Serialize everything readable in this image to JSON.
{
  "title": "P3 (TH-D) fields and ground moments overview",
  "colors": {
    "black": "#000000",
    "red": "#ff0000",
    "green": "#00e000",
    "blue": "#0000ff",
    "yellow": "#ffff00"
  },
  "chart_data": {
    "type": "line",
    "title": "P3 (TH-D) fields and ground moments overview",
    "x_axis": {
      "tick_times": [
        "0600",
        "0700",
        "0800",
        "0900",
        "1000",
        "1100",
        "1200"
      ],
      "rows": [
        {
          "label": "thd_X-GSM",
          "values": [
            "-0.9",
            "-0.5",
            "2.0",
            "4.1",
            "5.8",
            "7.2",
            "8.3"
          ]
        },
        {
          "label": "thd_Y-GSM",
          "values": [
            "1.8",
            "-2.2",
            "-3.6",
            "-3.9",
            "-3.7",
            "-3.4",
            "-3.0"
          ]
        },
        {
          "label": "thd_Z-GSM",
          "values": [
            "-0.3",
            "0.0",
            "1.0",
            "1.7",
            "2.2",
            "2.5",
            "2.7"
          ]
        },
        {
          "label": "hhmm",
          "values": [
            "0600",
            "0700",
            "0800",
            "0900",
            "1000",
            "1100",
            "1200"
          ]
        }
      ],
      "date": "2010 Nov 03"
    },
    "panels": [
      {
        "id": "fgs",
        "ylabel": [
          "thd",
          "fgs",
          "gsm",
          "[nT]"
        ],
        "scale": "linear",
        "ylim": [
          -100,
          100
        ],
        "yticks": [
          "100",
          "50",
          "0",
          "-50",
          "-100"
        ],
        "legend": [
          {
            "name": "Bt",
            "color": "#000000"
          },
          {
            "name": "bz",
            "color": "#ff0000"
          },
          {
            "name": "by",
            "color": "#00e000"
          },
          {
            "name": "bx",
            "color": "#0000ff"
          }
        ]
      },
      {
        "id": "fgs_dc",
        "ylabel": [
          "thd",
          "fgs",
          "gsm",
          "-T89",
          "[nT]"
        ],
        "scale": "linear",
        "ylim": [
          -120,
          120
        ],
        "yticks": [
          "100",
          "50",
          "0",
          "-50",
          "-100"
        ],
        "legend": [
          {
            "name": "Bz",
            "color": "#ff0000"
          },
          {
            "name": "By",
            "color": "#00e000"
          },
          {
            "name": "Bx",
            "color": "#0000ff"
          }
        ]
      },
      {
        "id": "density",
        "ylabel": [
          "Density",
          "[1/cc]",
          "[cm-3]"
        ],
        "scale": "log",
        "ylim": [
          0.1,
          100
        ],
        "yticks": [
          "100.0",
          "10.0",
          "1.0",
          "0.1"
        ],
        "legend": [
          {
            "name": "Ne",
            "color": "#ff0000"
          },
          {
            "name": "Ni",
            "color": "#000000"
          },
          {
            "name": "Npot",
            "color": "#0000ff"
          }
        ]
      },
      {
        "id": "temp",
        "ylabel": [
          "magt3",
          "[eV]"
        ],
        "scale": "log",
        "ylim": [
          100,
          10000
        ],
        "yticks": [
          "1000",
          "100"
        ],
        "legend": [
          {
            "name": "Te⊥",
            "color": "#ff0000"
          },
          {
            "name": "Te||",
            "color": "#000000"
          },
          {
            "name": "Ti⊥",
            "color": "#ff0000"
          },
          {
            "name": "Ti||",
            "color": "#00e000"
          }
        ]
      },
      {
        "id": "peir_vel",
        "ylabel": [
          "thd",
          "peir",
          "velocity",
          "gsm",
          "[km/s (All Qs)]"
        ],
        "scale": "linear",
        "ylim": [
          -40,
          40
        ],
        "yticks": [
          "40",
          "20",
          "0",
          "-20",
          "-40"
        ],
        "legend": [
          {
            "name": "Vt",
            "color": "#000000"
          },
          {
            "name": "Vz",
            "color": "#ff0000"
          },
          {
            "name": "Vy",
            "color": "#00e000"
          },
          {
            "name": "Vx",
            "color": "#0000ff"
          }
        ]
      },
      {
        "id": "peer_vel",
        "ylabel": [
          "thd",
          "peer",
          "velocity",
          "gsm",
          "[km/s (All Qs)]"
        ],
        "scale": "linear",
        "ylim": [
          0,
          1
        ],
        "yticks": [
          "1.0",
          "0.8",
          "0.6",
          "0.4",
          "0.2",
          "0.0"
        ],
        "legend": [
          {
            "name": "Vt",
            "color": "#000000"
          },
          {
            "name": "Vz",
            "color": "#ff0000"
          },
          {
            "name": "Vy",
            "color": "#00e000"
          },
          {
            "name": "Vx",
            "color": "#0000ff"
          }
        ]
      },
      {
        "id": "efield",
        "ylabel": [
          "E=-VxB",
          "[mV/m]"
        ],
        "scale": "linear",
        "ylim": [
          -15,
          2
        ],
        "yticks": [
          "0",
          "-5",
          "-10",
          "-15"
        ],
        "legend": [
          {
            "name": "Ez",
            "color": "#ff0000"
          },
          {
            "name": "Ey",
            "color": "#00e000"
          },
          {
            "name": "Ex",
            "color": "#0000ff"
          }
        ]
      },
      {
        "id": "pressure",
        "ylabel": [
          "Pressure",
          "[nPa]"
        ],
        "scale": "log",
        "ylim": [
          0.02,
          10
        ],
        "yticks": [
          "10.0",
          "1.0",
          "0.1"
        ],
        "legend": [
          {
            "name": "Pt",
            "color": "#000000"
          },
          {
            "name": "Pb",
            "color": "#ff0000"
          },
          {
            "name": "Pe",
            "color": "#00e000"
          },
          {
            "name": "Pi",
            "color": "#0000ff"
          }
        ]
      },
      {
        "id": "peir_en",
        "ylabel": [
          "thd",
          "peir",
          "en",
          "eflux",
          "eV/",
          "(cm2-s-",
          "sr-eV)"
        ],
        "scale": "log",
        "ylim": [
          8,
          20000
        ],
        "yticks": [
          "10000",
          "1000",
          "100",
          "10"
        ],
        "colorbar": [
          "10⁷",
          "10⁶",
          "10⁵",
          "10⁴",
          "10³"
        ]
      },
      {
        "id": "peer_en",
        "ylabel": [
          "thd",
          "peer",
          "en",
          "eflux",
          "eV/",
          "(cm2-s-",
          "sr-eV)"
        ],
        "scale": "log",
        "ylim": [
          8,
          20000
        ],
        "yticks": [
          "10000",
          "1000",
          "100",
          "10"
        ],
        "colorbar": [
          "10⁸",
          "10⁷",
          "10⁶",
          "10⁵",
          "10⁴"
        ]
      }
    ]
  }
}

Requirements:
Scan the material above for the string "ground" and return the lines that hold it.

Answer in full:
  "title": "P3 (TH-D) fields and ground moments overview",
    "title": "P3 (TH-D) fields and ground moments overview",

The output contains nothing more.